> **Requirement**:
Will you restate verbatim the lines running from the line with "Read out every word on this page." to the end of the data, leaving out everything else?

┌──

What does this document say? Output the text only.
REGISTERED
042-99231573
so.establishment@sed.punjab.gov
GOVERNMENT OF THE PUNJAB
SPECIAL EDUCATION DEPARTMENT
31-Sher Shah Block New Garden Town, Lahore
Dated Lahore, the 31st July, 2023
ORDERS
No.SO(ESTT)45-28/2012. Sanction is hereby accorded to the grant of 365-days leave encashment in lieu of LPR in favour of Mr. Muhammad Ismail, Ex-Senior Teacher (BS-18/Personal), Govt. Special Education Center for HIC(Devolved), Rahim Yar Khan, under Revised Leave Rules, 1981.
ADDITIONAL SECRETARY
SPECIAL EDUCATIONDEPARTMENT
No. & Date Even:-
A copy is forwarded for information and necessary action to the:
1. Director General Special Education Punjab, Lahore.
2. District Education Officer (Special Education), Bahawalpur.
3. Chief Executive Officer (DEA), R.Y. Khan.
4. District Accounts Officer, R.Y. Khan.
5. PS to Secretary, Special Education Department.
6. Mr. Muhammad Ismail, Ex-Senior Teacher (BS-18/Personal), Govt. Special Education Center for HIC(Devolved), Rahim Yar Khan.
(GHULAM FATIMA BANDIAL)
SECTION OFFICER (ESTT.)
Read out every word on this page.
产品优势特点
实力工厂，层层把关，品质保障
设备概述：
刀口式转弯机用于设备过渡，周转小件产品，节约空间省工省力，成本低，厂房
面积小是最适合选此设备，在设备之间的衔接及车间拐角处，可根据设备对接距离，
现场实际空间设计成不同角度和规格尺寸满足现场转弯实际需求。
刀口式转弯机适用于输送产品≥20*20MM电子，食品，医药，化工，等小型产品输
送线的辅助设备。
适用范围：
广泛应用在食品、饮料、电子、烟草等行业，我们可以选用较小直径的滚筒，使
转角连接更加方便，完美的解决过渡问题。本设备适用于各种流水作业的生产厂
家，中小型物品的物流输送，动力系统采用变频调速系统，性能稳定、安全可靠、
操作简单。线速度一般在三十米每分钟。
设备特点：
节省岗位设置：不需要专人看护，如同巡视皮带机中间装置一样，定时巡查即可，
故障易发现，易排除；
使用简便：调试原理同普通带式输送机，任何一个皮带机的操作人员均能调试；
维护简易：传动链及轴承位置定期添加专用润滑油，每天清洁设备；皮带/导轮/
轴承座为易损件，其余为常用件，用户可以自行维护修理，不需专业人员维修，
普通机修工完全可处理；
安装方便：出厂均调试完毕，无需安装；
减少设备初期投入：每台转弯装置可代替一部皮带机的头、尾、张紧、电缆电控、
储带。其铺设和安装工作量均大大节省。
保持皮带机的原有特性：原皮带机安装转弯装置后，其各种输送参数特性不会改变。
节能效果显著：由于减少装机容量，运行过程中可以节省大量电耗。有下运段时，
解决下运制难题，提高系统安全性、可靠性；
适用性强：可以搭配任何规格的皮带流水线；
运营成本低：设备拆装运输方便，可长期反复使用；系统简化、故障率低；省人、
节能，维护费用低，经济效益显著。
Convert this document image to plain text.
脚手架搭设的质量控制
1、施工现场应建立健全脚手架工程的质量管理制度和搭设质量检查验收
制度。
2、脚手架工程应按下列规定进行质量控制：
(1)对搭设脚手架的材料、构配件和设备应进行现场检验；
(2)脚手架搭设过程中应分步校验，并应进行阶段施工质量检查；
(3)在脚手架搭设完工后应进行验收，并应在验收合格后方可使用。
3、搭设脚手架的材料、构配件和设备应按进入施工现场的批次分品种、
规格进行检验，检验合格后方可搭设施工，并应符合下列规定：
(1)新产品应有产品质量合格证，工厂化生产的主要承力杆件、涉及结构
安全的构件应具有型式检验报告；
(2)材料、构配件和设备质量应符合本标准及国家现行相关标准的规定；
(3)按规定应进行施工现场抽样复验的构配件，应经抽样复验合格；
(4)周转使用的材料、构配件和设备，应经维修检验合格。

└──

> **Answer to this exercise**:
Read out every word on this page.
产品优势特点
实力工厂，层层把关，品质保障
设备概述：
刀口式转弯机用于设备过渡，周转小件产品，节约空间省工省力，成本低，厂房
面积小是最适合选此设备，在设备之间的衔接及车间拐角处，可根据设备对接距离，
现场实际空间设计成不同角度和规格尺寸满足现场转弯实际需求。
刀口式转弯机适用于输送产品≥20*20MM电子，食品，医药，化工，等小型产品输
送线的辅助设备。
适用范围：
广泛应用在食品、饮料、电子、烟草等行业，我们可以选用较小直径的滚筒，使
转角连接更加方便，完美的解决过渡问题。本设备适用于各种流水作业的生产厂
家，中小型物品的物流输送，动力系统采用变频调速系统，性能稳定、安全可靠、
操作简单。线速度一般在三十米每分钟。
设备特点：
节省岗位设置：不需要专人看护，如同巡视皮带机中间装置一样，定时巡查即可，
故障易发现，易排除；
使用简便：调试原理同普通带式输送机，任何一个皮带机的操作人员均能调试；
维护简易：传动链及轴承位置定期添加专用润滑油，每天清洁设备；皮带/导轮/
轴承座为易损件，其余为常用件，用户可以自行维护修理，不需专业人员维修，
普通机修工完全可处理；
安装方便：出厂均调试完毕，无需安装；
减少设备初期投入：每台转弯装置可代替一部皮带机的头、尾、张紧、电缆电控、
储带。其铺设和安装工作量均大大节省。
保持皮带机的原有特性：原皮带机安装转弯装置后，其各种输送参数特性不会改变。
节能效果显著：由于减少装机容量，运行过程中可以节省大量电耗。有下运段时，
解决下运制难题，提高系统安全性、可靠性；
适用性强：可以搭配任何规格的皮带流水线；
运营成本低：设备拆装运输方便，可长期反复使用；系统简化、故障率低；省人、
节能，维护费用低，经济效益显著。
Convert this document image to plain text.
脚手架搭设的质量控制
1、施工现场应建立健全脚手架工程的质量管理制度和搭设质量检查验收
制度。
2、脚手架工程应按下列规定进行质量控制：
(1)对搭设脚手架的材料、构配件和设备应进行现场检验；
(2)脚手架搭设过程中应分步校验，并应进行阶段施工质量检查；
(3)在脚手架搭设完工后应进行验收，并应在验收合格后方可使用。
3、搭设脚手架的材料、构配件和设备应按进入施工现场的批次分品种、
规格进行检验，检验合格后方可搭设施工，并应符合下列规定：
(1)新产品应有产品质量合格证，工厂化生产的主要承力杆件、涉及结构
安全的构件应具有型式检验报告；
(2)材料、构配件和设备质量应符合本标准及国家现行相关标准的规定；
(3)按规定应进行施工现场抽样复验的构配件，应经抽样复验合格；
(4)周转使用的材料、构配件和设备，应经维修检验合格。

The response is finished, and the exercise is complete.